### Task requirements:
According to the piece on Rastafari traditions, when was the first Rasta month celebrated?

### Page:
--- begin ---
Honouring the Rastafari traditions
Internationally, the month of April is observed as the month for the various movements and celebrations. Some of these observances include Autism Awareness, National Garden Month, National Poetry Month, Earth Day, and April Fools’ Day. However, in Jamaica, April is unofficially celebrated as Rastafari Month. The first Rasta month was celebrated in April 2017.
The purpose of this month is to encourage adherents of the faith to engage in activities across the island, which should be aimed at shedding light on the invaluable contribution of Rastafarians to the cultural, spiritual, and economic enrichment of Jamaica and the world. According to the Ethio-Africa Diaspora Union Millennium Council, Rastafari Month should be used as an opportunity for all Jamaicans to unite with pride in this exceptional national achievement of celebrating Jamaica’s African heritage as the centrepiece of Jamaica’s identity. Rastafari culture, transmitted through reggae, has shown the world that Jamaica is greater than its small size and population, greater than its myriad problems, and with an even greater potential for greatness.
The month of April was chosen as Rasta Month because it has many important days of observance and celebration on the Rastafari calendar. Some of these important days include the anniversary of the birth of Empress Menen on April 3; birthday celebrations for Bunny Wailer on April 7; the observance of Black Friday in memory of those who died in what is known as the Coral Garden massacre; and the commemoration of the 53rd anniversary of the 1966 state visit of Emperor Haile Selassie I on April 21; as well as the observance of World Ganja Day on Thursday, April 20.
Of all the holy days and important observances of the Rastafari one of the most important days is the anniversary of the visit of His Imperial Majesty Emperor Haile Selassie I to Jamaica on April 21, 1966, which comes second only to Coronation Day, which is celebrated on November 2. The day was later referred to as Grounation or Groundation Day because it was the day that the emperor landed in Jamaica and touched Jamaican soil (the touching of the ‘groun’ is very important to Rastas as it is considered to be the unification of the body and the Earth). The term Grounation is also used to describe a gathering of Rasta brethren for the purpose of reasoning and worshiping.
--- end ---
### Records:
--- begin ---
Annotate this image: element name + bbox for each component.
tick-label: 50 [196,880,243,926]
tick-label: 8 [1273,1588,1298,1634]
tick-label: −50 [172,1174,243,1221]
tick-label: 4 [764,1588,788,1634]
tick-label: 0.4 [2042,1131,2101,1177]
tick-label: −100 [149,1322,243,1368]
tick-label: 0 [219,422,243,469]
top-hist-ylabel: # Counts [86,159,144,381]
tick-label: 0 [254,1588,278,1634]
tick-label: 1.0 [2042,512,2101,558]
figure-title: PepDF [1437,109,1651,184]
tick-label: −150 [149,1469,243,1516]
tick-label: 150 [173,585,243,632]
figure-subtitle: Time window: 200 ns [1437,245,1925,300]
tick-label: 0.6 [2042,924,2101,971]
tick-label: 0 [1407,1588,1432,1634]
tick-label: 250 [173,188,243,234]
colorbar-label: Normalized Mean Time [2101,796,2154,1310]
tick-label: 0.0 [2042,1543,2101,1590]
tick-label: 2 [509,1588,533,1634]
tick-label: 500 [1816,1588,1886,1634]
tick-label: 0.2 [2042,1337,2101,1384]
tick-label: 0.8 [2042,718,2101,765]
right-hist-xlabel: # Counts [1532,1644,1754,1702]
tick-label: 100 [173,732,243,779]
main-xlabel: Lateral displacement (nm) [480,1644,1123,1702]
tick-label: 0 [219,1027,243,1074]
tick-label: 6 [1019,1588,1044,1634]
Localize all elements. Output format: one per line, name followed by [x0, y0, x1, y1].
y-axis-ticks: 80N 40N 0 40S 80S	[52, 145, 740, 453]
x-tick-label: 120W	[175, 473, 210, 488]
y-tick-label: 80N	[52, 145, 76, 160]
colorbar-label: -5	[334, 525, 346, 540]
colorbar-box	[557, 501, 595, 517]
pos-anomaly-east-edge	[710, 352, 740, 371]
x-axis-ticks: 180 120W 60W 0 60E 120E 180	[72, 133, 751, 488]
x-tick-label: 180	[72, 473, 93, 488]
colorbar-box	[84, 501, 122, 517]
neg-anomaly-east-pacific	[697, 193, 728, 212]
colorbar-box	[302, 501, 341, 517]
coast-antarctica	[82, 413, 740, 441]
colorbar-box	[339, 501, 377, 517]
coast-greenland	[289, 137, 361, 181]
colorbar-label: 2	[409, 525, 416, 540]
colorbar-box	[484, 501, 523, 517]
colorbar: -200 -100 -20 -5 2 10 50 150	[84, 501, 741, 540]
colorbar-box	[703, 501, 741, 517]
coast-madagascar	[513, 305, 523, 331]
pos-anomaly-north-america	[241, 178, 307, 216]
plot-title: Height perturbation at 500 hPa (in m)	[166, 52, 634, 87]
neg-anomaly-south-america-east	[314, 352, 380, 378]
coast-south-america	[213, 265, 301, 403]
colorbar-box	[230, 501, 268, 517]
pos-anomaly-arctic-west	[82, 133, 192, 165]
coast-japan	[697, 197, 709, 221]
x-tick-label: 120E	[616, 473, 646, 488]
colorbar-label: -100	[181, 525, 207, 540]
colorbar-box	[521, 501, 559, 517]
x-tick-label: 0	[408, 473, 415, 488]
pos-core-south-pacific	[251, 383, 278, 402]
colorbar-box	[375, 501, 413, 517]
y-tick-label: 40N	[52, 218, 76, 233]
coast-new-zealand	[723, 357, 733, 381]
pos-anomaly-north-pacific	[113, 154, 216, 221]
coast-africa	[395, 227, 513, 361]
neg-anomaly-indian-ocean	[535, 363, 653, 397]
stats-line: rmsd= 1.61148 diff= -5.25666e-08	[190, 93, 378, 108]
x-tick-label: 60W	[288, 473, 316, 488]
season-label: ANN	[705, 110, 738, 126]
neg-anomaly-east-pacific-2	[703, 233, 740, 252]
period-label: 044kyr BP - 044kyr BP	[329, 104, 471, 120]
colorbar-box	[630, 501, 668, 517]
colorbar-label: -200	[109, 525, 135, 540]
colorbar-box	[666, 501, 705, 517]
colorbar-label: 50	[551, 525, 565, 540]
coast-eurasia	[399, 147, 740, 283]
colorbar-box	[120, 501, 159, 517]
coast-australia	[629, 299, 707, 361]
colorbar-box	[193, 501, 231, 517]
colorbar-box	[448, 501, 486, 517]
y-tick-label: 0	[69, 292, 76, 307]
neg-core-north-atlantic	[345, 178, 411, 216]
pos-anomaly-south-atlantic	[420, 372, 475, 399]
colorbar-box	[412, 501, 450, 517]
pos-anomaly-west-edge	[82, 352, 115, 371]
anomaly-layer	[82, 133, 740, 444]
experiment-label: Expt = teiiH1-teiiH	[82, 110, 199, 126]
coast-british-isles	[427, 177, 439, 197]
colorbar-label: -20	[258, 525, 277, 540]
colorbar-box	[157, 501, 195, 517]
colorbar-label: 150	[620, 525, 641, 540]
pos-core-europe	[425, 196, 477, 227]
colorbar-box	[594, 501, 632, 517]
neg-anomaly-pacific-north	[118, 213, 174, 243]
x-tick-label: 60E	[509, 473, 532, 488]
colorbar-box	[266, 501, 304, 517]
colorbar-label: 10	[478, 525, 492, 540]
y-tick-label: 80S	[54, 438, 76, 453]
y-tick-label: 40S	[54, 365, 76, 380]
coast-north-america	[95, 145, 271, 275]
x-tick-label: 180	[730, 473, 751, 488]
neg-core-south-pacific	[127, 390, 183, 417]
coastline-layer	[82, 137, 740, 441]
--- end ---
### Exercise output:
April 2017.